• **Data items**
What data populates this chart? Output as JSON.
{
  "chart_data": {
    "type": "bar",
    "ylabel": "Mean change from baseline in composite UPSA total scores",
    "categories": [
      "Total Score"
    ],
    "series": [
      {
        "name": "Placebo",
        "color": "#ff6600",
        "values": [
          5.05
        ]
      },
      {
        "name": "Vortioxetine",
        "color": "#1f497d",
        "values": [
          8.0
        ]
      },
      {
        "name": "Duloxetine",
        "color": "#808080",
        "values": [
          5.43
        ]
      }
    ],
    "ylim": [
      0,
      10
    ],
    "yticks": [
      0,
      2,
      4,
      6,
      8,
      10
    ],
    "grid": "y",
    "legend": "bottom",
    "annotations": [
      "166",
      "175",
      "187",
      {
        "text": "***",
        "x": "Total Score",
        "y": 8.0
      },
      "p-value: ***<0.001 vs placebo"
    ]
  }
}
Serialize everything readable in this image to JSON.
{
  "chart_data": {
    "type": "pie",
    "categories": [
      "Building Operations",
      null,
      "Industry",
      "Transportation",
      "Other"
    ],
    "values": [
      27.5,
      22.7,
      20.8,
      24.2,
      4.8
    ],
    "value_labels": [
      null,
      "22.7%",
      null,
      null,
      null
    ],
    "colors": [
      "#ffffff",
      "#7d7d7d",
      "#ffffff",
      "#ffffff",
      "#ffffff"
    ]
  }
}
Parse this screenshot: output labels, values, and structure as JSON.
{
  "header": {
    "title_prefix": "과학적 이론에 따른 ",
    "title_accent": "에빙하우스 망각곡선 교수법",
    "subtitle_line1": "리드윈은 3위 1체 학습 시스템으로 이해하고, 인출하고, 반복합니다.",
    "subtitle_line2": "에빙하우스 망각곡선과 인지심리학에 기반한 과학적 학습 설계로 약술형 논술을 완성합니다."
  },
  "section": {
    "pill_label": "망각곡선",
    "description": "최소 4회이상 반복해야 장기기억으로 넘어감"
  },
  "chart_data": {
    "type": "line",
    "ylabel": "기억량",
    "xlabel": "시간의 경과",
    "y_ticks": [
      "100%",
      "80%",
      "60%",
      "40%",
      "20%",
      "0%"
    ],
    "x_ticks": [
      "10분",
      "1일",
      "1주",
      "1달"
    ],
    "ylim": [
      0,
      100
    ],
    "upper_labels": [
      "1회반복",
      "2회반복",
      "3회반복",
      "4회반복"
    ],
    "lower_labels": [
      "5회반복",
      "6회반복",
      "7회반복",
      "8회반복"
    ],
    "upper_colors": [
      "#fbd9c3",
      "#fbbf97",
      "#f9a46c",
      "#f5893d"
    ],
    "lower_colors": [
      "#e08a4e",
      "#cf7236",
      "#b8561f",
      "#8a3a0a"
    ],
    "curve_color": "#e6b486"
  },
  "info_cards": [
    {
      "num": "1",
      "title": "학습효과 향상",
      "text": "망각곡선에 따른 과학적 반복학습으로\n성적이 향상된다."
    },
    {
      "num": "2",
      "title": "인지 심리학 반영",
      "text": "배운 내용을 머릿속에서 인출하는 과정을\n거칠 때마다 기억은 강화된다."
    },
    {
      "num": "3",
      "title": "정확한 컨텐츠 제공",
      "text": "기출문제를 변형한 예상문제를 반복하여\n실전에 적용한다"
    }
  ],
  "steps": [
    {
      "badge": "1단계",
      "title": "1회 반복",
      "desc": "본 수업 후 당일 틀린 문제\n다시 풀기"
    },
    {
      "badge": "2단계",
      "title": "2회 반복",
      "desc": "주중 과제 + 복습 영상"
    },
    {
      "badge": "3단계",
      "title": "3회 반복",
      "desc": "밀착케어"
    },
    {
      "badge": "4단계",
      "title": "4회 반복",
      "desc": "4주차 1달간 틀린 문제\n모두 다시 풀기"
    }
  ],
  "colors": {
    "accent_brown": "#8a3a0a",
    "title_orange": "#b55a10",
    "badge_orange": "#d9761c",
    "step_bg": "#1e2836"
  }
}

• **What you should do**
Please repeat the listing above in full and exactly.

• **Answer to this exercise**
What data populates this chart? Output as JSON.
{
  "chart_data": {
    "type": "bar",
    "ylabel": "Mean change from baseline in composite UPSA total scores",
    "categories": [
      "Total Score"
    ],
    "series": [
      {
        "name": "Placebo",
        "color": "#ff6600",
        "values": [
          5.05
        ]
      },
      {
        "name": "Vortioxetine",
        "color": "#1f497d",
        "values": [
          8.0
        ]
      },
      {
        "name": "Duloxetine",
        "color": "#808080",
        "values": [
          5.43
        ]
      }
    ],
    "ylim": [
      0,
      10
    ],
    "yticks": [
      0,
      2,
      4,
      6,
      8,
      10
    ],
    "grid": "y",
    "legend": "bottom",
    "annotations": [
      "166",
      "175",
      "187",
      {
        "text": "***",
        "x": "Total Score",
        "y": 8.0
      },
      "p-value: ***<0.001 vs placebo"
    ]
  }
}
Serialize everything readable in this image to JSON.
{
  "chart_data": {
    "type": "pie",
    "categories": [
      "Building Operations",
      null,
      "Industry",
      "Transportation",
      "Other"
    ],
    "values": [
      27.5,
      22.7,
      20.8,
      24.2,
      4.8
    ],
    "value_labels": [
      null,
      "22.7%",
      null,
      null,
      null
    ],
    "colors": [
      "#ffffff",
      "#7d7d7d",
      "#ffffff",
      "#ffffff",
      "#ffffff"
    ]
  }
}
Parse this screenshot: output labels, values, and structure as JSON.
{
  "header": {
    "title_prefix": "과학적 이론에 따른 ",
    "title_accent": "에빙하우스 망각곡선 교수법",
    "subtitle_line1": "리드윈은 3위 1체 학습 시스템으로 이해하고, 인출하고, 반복합니다.",
    "subtitle_line2": "에빙하우스 망각곡선과 인지심리학에 기반한 과학적 학습 설계로 약술형 논술을 완성합니다."
  },
  "section": {
    "pill_label": "망각곡선",
    "description": "최소 4회이상 반복해야 장기기억으로 넘어감"
  },
  "chart_data": {
    "type": "line",
    "ylabel": "기억량",
    "xlabel": "시간의 경과",
    "y_ticks": [
      "100%",
      "80%",
      "60%",
      "40%",
      "20%",
      "0%"
    ],
    "x_ticks": [
      "10분",
      "1일",
      "1주",
      "1달"
    ],
    "ylim": [
      0,
      100
    ],
    "upper_labels": [
      "1회반복",
      "2회반복",
      "3회반복",
      "4회반복"
    ],
    "lower_labels": [
      "5회반복",
      "6회반복",
      "7회반복",
      "8회반복"
    ],
    "upper_colors": [
      "#fbd9c3",
      "#fbbf97",
      "#f9a46c",
      "#f5893d"
    ],
    "lower_colors": [
      "#e08a4e",
      "#cf7236",
      "#b8561f",
      "#8a3a0a"
    ],
    "curve_color": "#e6b486"
  },
  "info_cards": [
    {
      "num": "1",
      "title": "학습효과 향상",
      "text": "망각곡선에 따른 과학적 반복학습으로\n성적이 향상된다."
    },
    {
      "num": "2",
      "title": "인지 심리학 반영",
      "text": "배운 내용을 머릿속에서 인출하는 과정을\n거칠 때마다 기억은 강화된다."
    },
    {
      "num": "3",
      "title": "정확한 컨텐츠 제공",
      "text": "기출문제를 변형한 예상문제를 반복하여\n실전에 적용한다"
    }
  ],
  "steps": [
    {
      "badge": "1단계",
      "title": "1회 반복",
      "desc": "본 수업 후 당일 틀린 문제\n다시 풀기"
    },
    {
      "badge": "2단계",
      "title": "2회 반복",
      "desc": "주중 과제 + 복습 영상"
    },
    {
      "badge": "3단계",
      "title": "3회 반복",
      "desc": "밀착케어"
    },
    {
      "badge": "4단계",
      "title": "4회 반복",
      "desc": "4주차 1달간 틀린 문제\n모두 다시 풀기"
    }
  ],
  "colors": {
    "accent_brown": "#8a3a0a",
    "title_orange": "#b55a10",
    "badge_orange": "#d9761c",
    "step_bg": "#1e2836"
  }
}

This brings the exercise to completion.